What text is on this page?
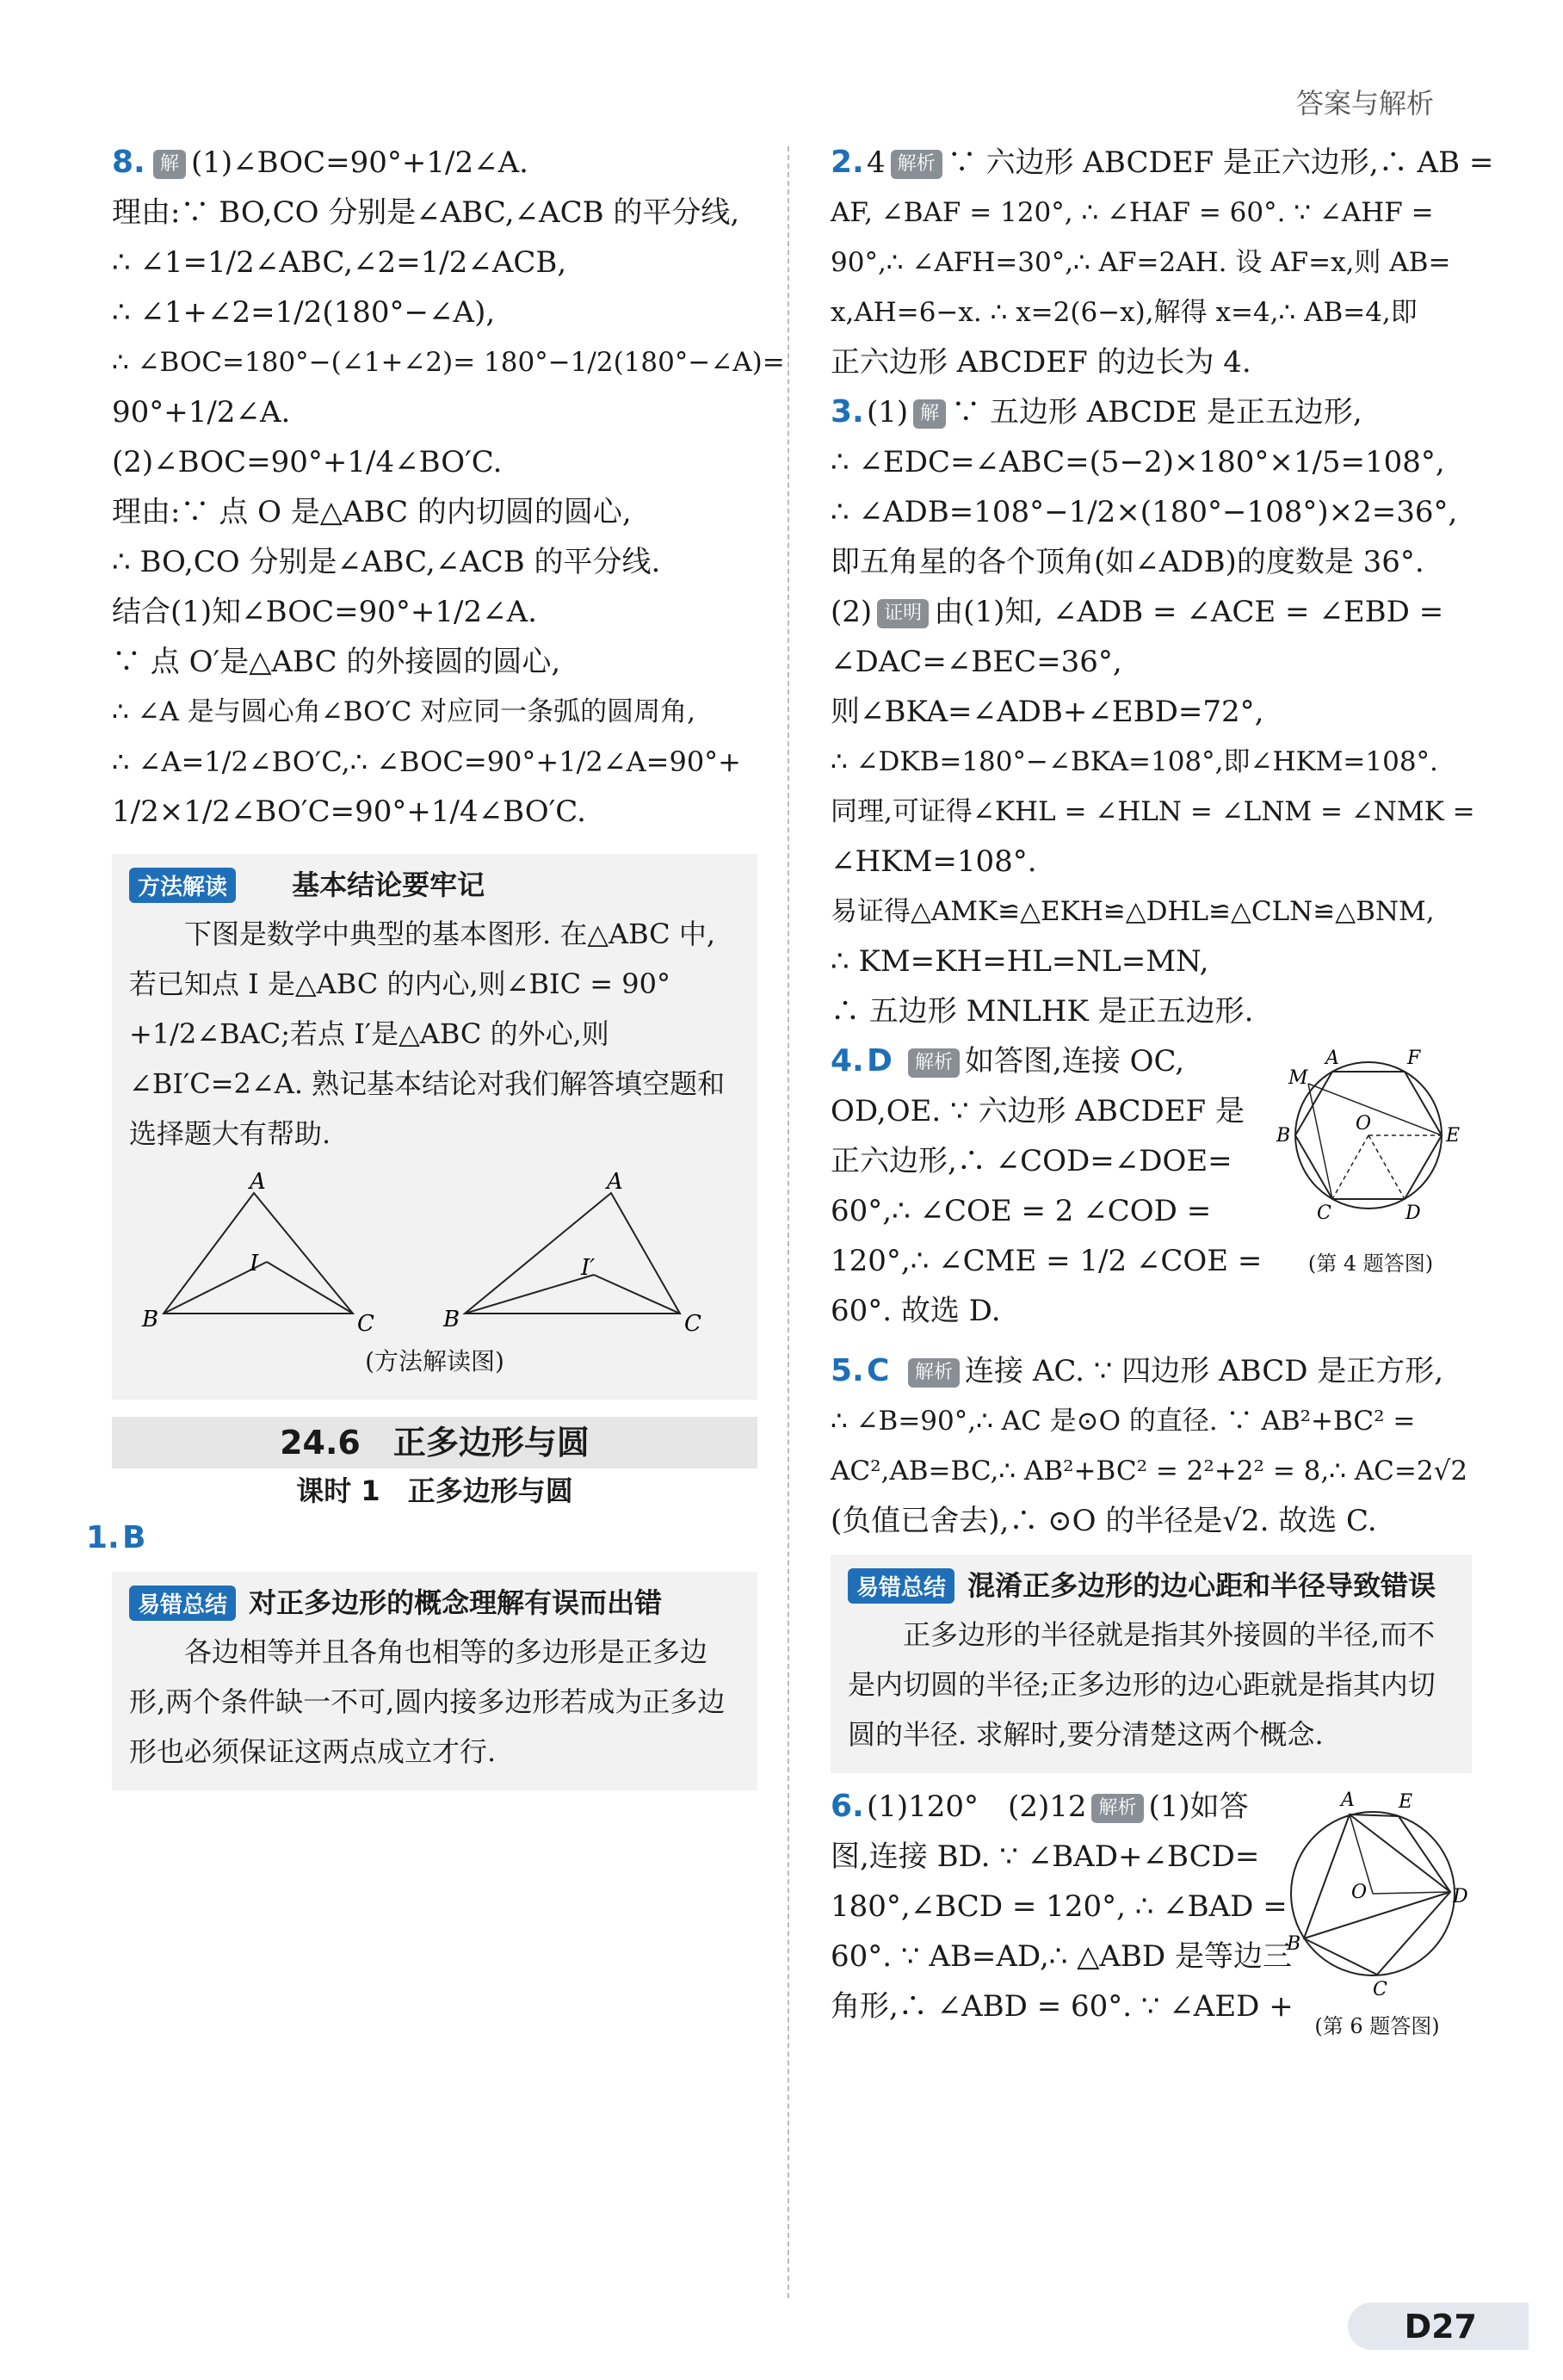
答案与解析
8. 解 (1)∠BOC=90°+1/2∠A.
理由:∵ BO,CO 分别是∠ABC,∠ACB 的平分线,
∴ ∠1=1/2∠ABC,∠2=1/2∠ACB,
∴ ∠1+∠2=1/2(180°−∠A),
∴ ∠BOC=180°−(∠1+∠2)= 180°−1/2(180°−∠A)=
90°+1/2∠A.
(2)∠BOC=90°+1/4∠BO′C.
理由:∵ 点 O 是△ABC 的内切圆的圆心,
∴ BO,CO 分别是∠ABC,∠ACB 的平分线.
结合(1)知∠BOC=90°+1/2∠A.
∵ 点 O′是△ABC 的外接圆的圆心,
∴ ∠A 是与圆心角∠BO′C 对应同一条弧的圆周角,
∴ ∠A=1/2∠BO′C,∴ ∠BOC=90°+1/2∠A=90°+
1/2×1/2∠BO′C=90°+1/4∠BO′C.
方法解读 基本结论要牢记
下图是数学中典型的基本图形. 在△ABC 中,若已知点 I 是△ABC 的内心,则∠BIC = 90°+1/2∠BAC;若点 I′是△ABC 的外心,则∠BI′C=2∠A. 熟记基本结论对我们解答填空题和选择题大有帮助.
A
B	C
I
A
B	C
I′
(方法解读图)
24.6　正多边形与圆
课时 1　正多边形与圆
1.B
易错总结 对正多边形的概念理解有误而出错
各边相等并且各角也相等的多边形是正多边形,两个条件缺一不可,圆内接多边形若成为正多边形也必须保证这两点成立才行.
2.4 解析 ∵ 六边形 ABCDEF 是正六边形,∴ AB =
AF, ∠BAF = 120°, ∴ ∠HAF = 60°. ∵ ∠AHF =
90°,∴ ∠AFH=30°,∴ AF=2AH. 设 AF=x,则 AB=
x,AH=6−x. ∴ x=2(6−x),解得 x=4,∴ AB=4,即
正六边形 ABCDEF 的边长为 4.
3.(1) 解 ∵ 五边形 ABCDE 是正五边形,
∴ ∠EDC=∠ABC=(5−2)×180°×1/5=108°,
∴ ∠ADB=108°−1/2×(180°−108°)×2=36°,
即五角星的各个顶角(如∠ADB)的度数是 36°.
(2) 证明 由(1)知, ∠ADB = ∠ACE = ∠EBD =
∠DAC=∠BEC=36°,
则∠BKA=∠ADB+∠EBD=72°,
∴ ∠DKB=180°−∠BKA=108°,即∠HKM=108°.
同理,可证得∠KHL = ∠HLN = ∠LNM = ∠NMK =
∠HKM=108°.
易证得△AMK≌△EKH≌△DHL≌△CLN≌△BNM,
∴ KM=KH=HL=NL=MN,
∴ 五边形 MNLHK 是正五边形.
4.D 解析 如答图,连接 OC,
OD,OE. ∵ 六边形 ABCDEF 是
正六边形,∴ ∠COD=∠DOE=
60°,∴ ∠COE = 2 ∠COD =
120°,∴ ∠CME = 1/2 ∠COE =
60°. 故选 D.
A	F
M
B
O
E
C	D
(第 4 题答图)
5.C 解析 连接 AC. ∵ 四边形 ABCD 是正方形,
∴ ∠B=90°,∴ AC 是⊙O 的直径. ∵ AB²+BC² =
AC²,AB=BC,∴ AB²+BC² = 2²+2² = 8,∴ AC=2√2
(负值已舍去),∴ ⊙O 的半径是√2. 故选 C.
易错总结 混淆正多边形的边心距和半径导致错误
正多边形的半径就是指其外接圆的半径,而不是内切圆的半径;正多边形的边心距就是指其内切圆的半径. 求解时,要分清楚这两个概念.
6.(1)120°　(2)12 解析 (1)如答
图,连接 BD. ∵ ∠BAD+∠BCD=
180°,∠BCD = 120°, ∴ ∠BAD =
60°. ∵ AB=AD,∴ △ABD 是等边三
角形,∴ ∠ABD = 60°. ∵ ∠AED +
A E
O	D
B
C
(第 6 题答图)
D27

_ _ _ _ _

Copy every line of the records above that contains "的平分线".

理由:∵ BO,CO 分别是∠ABC,∠ACB 的平分线,
∴ BO,CO 分别是∠ABC,∠ACB 的平分线.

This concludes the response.